PROVIDED ENTRIES:

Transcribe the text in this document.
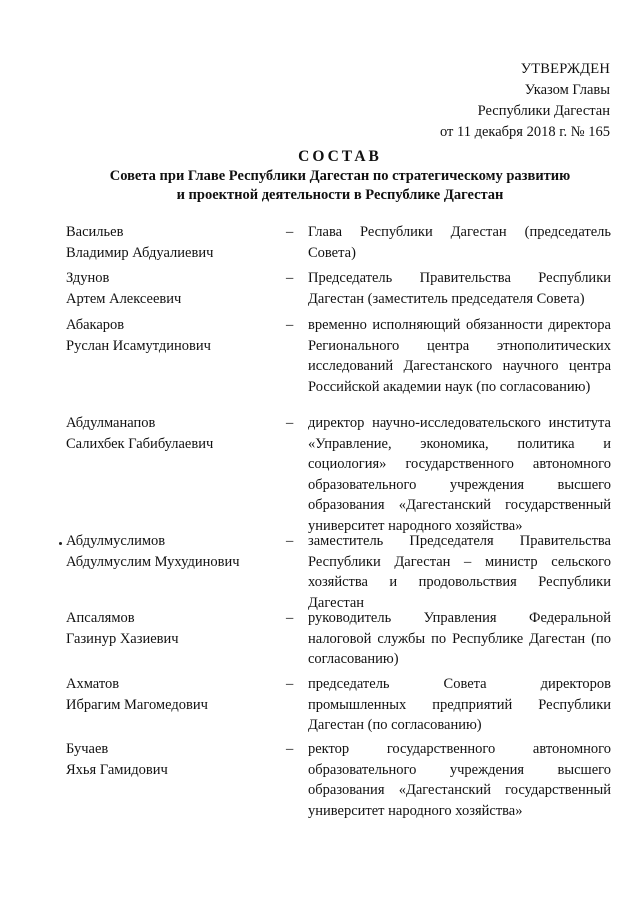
УТВЕРЖДЕН
Указом Главы
Республики Дагестан
от 11 декабря 2018 г. № 165
СОСТАВ
Совета при Главе Республики Дагестан по стратегическому развитию
и проектной деятельности в Республике Дагестан
Васильев
Владимир Абдуалиевич
–	Глава Республики Дагестан (председатель Совета)
Здунов
Артем Алексеевич
–	Председатель Правительства Республики Дагестан (заместитель председателя Совета)
Абакаров
Руслан Исамутдинович
–	временно исполняющий обязанности директора Регионального центра этнополитических исследований Дагестанского научного центра Российской академии наук (по согласованию)
Абдулманапов
Салихбек Габибулаевич
–	директор научно-исследовательского института «Управление, экономика, политика и социология» государственного автономного образовательного учреждения высшего образования «Дагестанский государственный университет народного хозяйства»
Абдулмуслимов
Абдулмуслим Мухудинович
–	заместитель Председателя Правительства Республики Дагестан – министр сельского хозяйства и продовольствия Республики Дагестан
Апсалямов
Газинур Хазиевич
–	руководитель Управления Федеральной налоговой службы по Республике Дагестан (по согласованию)
Ахматов
Ибрагим Магомедович
–	председатель Совета директоров промышленных предприятий Республики Дагестан (по согласованию)
Бучаев
Яхья Гамидович
–	ректор государственного автономного образовательного учреждения высшего образования «Дагестанский государственный университет народного хозяйства»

YOUR GOAL: Print the complete listing exactly, apart from any pictures.

OUTPUT BELOW:
Transcribe the text in this document.
УТВЕРЖДЕН
Указом Главы
Республики Дагестан
от 11 декабря 2018 г. № 165
СОСТАВ
Совета при Главе Республики Дагестан по стратегическому развитию
и проектной деятельности в Республике Дагестан
Васильев
Владимир Абдуалиевич
–	Глава Республики Дагестан (председатель Совета)
Здунов
Артем Алексеевич
–	Председатель Правительства Республики Дагестан (заместитель председателя Совета)
Абакаров
Руслан Исамутдинович
–	временно исполняющий обязанности директора Регионального центра этнополитических исследований Дагестанского научного центра Российской академии наук (по согласованию)
Абдулманапов
Салихбек Габибулаевич
–	директор научно-исследовательского института «Управление, экономика, политика и социология» государственного автономного образовательного учреждения высшего образования «Дагестанский государственный университет народного хозяйства»
Абдулмуслимов
Абдулмуслим Мухудинович
–	заместитель Председателя Правительства Республики Дагестан – министр сельского хозяйства и продовольствия Республики Дагестан
Апсалямов
Газинур Хазиевич
–	руководитель Управления Федеральной налоговой службы по Республике Дагестан (по согласованию)
Ахматов
Ибрагим Магомедович
–	председатель Совета директоров промышленных предприятий Республики Дагестан (по согласованию)
Бучаев
Яхья Гамидович
–	ректор государственного автономного образовательного учреждения высшего образования «Дагестанский государственный университет народного хозяйства»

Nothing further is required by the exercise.